抜粋文:
ホルムアルデヒド (formaldehyde) は有機化合物の一種で、最も簡単なアルデヒド。毒性は強い。分子式は CH2O。酸化メチレンとも呼ばれ、IUPAC命名法では メタナール (methanal) と表される。CAS登録番号は [50-00-0]。
製法・性質
触媒存在下にメタノールを空気酸化して得られる。さらに酸化が進むとギ酸となる。融点 -92 ℃、沸点 -19.3 ℃、分子量 30.03である。刺激臭を持つ無色の気体である。
水などの極性溶媒に可溶で、37% 以上の水溶液はホルマリンと呼ばれる。ホルムアルデヒド及びホルマリンを含むホルムアルデヒド水溶液は、毒物及び劇物取締法により医薬用外劇物に指定されている。簡単に重合し、無水のものはトリオキサン (CH2O)3、水溶液からはパラホルムアルデヒド HO(CH2O)nH を生ずる。
フェノール樹脂、尿素樹脂などの原料としても広く用いられる。
ホルマリンの2008年度日本国内生産量は 1,128,801 t、工業消費量は575,633 t である[1]。
人体へは、粘膜への刺激性を中心とした急性毒性があり、蒸気は呼吸器系、目、のどなどの炎症を引き起こす。皮膚や目などが水溶液に接触した場合は、激しい刺激を受け、炎症を生ずる。
接着剤、塗料、防腐剤などの成分であり、安価なため建材に広く用いられている。しかし、建材から空気中に放出されることがあり、その場合は低濃度でも人体に悪影響を及ぼす、いわゆる「シックハウス症候群」の原因物質のうちの一つとして知られる。現在、建築基準法によりホルムアルデヒドを放散する建材の使用制限が設けられている。建材には、放散量によって最低F☆☆☆☆から最高F☆までのランクがある。

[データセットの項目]
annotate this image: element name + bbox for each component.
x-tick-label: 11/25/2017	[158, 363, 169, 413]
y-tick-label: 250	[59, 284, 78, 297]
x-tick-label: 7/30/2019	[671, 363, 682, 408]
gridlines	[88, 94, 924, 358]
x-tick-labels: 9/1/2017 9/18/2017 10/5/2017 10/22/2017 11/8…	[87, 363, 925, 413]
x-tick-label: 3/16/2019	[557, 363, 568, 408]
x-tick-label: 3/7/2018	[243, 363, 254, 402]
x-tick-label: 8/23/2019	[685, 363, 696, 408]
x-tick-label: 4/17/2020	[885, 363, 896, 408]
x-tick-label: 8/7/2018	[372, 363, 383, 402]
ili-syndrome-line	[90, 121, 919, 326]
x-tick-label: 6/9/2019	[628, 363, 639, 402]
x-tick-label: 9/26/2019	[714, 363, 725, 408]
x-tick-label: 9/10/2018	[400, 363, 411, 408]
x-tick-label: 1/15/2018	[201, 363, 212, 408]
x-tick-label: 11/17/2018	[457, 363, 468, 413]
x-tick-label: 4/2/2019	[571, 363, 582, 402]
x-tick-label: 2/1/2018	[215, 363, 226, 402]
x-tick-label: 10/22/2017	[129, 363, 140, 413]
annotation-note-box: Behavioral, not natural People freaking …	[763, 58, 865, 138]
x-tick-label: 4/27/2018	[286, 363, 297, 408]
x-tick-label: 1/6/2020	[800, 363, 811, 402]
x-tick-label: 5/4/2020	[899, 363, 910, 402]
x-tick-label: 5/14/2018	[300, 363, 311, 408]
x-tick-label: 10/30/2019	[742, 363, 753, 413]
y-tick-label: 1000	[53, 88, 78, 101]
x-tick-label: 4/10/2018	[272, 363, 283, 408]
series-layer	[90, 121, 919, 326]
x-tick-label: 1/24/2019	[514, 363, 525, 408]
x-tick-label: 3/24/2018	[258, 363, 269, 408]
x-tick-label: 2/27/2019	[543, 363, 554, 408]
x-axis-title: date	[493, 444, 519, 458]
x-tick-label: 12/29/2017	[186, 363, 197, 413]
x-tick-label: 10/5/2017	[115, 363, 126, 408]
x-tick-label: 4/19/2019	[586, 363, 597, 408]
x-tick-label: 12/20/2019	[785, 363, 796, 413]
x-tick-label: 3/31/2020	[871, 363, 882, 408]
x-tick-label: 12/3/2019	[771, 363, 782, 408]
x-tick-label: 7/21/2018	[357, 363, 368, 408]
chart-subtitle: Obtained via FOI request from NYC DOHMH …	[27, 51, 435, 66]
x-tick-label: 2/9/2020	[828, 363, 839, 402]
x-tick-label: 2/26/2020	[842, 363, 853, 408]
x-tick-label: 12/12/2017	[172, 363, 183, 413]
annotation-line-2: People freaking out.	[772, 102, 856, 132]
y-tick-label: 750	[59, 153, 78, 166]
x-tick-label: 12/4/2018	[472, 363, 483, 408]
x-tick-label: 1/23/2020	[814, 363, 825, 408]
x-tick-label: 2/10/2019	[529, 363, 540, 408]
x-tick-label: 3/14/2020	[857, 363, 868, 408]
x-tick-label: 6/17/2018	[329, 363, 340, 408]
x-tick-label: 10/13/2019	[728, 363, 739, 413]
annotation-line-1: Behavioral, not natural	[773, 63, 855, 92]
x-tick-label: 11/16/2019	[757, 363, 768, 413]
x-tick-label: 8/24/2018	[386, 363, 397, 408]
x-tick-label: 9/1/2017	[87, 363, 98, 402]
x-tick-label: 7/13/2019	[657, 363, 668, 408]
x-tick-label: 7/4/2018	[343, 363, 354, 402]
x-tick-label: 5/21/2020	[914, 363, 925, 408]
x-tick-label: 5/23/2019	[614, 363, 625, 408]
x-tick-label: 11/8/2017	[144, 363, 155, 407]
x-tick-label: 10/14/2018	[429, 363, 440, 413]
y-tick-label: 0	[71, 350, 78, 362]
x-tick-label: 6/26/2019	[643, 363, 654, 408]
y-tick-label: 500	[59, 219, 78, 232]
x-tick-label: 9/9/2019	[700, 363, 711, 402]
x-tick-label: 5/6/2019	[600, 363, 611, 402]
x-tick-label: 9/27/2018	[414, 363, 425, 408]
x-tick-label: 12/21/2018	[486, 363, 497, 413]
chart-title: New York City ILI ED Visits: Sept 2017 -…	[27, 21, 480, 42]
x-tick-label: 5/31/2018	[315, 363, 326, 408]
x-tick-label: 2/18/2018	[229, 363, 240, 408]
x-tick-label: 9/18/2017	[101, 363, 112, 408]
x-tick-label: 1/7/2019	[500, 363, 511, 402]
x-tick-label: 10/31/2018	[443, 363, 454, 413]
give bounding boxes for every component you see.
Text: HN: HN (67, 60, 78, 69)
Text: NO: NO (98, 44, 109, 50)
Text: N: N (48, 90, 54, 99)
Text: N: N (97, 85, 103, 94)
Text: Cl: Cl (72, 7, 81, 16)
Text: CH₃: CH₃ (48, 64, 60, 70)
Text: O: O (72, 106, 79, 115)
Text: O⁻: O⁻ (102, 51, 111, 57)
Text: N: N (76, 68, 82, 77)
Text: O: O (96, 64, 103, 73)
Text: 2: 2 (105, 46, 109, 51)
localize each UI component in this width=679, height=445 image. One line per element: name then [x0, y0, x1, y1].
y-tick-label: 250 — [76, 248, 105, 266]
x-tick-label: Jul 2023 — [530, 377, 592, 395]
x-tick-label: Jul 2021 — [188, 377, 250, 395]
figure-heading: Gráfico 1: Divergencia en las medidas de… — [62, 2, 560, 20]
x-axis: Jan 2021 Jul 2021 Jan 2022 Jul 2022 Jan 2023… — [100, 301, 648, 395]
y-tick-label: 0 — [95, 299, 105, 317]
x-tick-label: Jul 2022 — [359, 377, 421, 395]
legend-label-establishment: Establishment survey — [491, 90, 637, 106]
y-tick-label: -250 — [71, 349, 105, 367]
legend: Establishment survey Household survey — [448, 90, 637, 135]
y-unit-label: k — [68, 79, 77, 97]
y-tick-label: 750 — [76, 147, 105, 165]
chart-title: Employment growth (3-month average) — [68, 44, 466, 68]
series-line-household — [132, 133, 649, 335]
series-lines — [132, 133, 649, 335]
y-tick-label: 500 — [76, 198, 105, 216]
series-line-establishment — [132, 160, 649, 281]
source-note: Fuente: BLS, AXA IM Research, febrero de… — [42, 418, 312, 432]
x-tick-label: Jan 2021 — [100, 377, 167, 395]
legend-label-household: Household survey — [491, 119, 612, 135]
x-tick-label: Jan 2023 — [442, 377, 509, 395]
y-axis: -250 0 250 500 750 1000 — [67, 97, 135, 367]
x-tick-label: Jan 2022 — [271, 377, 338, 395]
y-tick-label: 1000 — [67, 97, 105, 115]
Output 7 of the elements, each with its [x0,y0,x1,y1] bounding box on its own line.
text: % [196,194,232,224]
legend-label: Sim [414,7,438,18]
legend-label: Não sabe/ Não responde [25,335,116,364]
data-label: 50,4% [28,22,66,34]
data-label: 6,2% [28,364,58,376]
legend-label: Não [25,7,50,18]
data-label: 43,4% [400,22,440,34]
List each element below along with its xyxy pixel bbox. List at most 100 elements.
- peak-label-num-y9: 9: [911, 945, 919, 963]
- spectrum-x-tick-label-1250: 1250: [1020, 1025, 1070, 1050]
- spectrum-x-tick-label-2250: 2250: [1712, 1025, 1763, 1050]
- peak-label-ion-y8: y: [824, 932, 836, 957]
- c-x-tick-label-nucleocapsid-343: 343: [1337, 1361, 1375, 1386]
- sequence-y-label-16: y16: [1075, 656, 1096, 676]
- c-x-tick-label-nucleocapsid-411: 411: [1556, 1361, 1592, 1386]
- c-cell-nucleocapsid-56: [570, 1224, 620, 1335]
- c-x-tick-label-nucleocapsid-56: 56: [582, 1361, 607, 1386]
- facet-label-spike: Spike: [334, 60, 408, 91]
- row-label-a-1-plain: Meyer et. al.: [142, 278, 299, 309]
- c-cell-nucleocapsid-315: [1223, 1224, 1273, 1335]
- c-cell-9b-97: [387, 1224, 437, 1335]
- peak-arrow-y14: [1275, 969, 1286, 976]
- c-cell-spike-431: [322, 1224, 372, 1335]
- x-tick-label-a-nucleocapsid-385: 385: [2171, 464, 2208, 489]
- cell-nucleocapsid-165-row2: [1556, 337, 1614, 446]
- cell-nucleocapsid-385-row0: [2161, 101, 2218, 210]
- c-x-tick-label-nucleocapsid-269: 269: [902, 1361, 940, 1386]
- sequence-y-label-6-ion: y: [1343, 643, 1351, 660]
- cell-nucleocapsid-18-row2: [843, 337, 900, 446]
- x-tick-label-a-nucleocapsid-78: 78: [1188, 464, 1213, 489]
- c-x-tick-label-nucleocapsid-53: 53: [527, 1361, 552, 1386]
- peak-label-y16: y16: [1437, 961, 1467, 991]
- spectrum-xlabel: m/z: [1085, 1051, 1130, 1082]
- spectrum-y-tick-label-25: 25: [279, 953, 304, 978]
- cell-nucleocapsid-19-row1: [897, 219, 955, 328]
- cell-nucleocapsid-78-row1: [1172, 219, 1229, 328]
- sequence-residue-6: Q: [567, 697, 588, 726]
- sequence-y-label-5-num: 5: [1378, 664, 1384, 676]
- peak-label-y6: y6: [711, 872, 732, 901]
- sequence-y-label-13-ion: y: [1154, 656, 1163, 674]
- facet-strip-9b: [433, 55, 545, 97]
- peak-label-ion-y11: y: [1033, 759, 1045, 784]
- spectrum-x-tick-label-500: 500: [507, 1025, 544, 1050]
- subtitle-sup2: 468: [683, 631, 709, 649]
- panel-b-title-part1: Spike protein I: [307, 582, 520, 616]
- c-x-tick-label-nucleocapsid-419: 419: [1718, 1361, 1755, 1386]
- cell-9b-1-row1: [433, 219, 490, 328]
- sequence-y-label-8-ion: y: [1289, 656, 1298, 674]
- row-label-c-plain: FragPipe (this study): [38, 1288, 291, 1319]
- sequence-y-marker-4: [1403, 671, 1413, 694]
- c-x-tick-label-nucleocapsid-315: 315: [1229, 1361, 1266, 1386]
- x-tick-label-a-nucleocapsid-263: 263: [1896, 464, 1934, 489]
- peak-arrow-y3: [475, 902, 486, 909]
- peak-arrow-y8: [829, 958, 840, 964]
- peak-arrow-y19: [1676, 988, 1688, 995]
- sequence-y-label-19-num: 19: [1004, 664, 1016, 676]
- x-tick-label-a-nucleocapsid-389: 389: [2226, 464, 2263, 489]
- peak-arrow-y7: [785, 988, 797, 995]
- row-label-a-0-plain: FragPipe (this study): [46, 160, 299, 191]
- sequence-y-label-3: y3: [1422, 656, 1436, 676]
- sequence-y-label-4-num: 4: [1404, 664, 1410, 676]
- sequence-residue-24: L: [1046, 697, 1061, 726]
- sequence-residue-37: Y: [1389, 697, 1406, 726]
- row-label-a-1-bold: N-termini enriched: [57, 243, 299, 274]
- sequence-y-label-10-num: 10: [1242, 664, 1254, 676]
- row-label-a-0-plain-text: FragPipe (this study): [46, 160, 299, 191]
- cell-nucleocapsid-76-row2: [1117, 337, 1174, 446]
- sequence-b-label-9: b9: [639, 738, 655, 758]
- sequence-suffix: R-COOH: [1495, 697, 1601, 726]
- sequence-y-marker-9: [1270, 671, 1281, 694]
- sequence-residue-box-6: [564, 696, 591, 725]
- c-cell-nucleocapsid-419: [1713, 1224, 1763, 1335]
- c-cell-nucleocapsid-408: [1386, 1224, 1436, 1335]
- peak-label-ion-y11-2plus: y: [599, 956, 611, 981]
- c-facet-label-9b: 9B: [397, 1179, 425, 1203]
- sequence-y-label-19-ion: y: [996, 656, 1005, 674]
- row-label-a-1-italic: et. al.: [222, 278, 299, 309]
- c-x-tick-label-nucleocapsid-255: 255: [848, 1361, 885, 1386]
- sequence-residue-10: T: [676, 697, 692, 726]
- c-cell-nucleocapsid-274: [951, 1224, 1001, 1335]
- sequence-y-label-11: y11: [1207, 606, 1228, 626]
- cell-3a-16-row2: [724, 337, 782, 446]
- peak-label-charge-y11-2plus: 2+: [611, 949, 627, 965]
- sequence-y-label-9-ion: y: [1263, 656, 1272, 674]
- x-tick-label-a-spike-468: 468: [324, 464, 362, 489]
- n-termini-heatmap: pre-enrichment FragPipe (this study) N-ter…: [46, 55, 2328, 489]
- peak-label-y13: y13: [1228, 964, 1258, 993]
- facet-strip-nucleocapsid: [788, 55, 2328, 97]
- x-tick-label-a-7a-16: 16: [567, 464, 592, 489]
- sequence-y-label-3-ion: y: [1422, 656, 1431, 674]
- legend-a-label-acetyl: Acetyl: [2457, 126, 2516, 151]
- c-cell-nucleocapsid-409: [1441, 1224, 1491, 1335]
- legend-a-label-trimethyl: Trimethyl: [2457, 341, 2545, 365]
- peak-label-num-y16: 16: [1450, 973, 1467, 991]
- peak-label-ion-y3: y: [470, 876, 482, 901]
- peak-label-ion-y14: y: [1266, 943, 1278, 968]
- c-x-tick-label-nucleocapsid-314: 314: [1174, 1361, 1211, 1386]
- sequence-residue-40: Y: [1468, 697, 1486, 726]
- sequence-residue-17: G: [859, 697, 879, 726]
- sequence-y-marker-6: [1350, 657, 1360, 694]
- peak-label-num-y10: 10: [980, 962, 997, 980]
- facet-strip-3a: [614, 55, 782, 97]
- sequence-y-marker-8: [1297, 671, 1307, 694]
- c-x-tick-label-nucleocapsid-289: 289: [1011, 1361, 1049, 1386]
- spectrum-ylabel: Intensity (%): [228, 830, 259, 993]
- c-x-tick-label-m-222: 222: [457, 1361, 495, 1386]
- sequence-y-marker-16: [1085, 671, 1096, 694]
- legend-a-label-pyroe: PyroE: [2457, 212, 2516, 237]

課題一覧:
(A) 抜粋文で、ホルムアルデヒドを成分として含むとされる製品をすべて挙げよ。
(B) 次の各記述が抜粋文と合うかどうかを判定し、判定の根拠となる本文の語句をそのまま引用せよ。(i) ホルムアルデヒドは無色の気体である。(ii) 37%以上の水溶液はトリオキサンと呼ばれる。(iii) 建材のランクではF☆が最低である。
(C) 抜粋文のうち、「接着剤、塗料、防腐剤などの成」を含む語句で始まり「最高F☆までのランクがある。」で終わる部分を、一字も変えずにそのまま繰り返してください。
行のデータは使わなくてよい。

問題の解答:
(A) 接着剤、塗料、防腐剤

(B)
(i) はい。「刺激臭を持つ無色の気体である」
(ii) いいえ。「37% 以上の水溶液はホルマリンと呼ばれる」
(iii) いいえ。「最低F☆☆☆☆から最高F☆までのランクがある」

(C)
接着剤、塗料、防腐剤などの成分であり、安価なため建材に広く用いられている。しかし、建材から空気中に放出されることがあり、その場合は低濃度でも人体に悪影響を及ぼす、いわゆる「シックハウス症候群」の原因物質のうちの一つとして知られる。現在、建築基準法によりホルムアルデヒドを放散する建材の使用制限が設けられている。建材には、放散量によって最低F☆☆☆☆から最高F☆までのランクがある。